Your objective: Gather all lines with "coordinate" from the records.

Data excerpts:
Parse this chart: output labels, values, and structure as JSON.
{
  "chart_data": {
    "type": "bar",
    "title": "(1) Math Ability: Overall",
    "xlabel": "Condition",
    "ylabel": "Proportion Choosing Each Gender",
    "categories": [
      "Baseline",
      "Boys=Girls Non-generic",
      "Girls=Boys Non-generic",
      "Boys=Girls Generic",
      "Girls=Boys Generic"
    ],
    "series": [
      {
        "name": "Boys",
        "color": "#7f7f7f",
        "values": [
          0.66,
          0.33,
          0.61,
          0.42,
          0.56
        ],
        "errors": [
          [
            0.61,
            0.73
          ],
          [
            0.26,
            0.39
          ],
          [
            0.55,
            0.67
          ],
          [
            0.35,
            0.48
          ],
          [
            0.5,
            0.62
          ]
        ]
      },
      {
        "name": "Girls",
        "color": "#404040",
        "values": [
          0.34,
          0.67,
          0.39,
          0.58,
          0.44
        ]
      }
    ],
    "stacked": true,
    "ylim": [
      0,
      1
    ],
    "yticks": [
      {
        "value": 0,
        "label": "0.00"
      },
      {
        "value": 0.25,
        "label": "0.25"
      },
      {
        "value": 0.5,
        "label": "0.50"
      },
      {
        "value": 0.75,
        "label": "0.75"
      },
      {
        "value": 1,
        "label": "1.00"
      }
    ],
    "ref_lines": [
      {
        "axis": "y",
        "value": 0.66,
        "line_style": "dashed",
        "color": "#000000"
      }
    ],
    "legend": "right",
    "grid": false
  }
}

* * *

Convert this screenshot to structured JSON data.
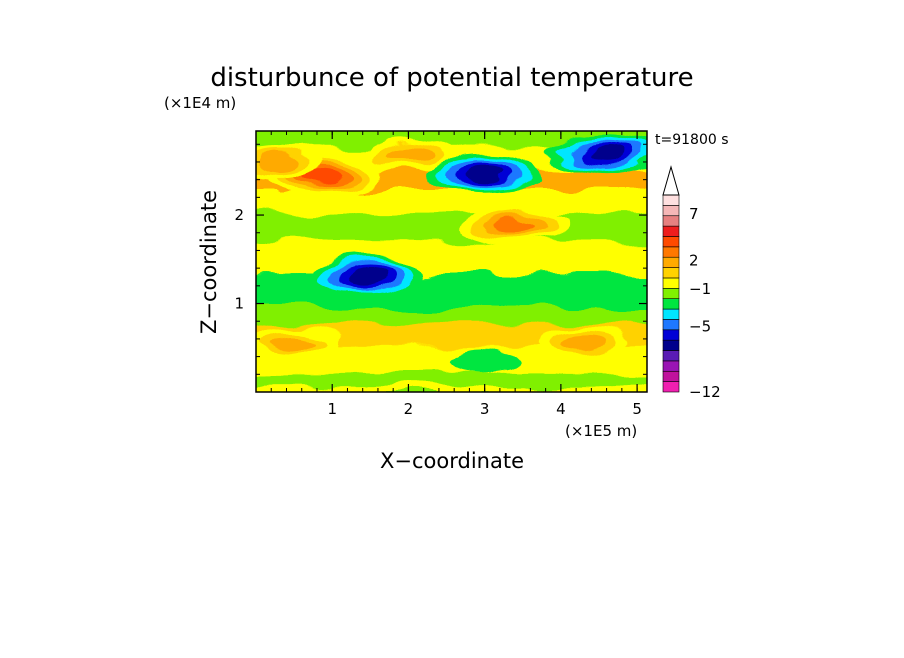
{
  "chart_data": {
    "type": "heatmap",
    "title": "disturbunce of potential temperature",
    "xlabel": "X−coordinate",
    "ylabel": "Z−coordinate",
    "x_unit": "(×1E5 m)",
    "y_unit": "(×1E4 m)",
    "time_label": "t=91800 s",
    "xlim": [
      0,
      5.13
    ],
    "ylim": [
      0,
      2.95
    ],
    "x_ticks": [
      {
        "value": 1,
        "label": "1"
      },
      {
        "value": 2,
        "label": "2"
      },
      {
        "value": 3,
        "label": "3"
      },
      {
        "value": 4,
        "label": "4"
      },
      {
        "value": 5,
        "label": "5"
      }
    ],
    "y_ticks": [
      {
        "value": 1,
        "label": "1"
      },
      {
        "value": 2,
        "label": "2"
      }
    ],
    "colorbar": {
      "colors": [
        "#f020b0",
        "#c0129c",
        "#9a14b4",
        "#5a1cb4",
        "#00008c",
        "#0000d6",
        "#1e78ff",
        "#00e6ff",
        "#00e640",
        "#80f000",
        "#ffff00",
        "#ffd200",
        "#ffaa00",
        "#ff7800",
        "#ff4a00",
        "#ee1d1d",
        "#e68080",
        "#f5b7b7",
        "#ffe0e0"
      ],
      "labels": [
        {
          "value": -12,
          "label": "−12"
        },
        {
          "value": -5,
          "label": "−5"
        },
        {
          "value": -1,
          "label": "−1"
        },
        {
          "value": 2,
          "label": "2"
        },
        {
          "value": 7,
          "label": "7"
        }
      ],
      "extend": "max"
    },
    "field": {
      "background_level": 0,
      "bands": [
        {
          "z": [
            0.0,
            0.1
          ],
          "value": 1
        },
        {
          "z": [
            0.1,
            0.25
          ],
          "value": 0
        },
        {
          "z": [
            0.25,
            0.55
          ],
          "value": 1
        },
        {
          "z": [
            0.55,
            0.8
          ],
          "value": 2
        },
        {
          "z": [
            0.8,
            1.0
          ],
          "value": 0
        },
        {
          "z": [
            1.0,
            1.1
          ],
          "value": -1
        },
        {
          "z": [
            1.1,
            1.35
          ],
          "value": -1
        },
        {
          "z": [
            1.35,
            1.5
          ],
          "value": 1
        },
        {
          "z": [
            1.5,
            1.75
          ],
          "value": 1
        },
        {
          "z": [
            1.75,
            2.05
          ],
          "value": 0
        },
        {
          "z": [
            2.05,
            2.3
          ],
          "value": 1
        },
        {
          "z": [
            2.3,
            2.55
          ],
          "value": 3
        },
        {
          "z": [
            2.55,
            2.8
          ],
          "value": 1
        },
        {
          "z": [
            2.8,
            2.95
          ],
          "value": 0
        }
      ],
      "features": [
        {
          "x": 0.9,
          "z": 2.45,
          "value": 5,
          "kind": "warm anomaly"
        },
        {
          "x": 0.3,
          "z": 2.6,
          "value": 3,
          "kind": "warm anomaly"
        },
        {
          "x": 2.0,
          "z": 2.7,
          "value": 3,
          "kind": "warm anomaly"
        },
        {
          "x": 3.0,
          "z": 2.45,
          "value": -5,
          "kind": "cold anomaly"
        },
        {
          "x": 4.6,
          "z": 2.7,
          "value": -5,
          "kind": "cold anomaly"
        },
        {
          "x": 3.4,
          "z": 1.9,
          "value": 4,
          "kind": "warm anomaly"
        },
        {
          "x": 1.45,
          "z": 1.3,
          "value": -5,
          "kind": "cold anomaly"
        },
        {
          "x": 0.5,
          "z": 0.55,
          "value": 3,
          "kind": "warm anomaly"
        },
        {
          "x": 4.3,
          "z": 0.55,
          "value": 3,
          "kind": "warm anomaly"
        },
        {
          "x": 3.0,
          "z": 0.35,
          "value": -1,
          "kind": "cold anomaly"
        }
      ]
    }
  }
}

Answer for this exercise:
    "xlabel": "X−coordinate",
    "ylabel": "Z−coordinate",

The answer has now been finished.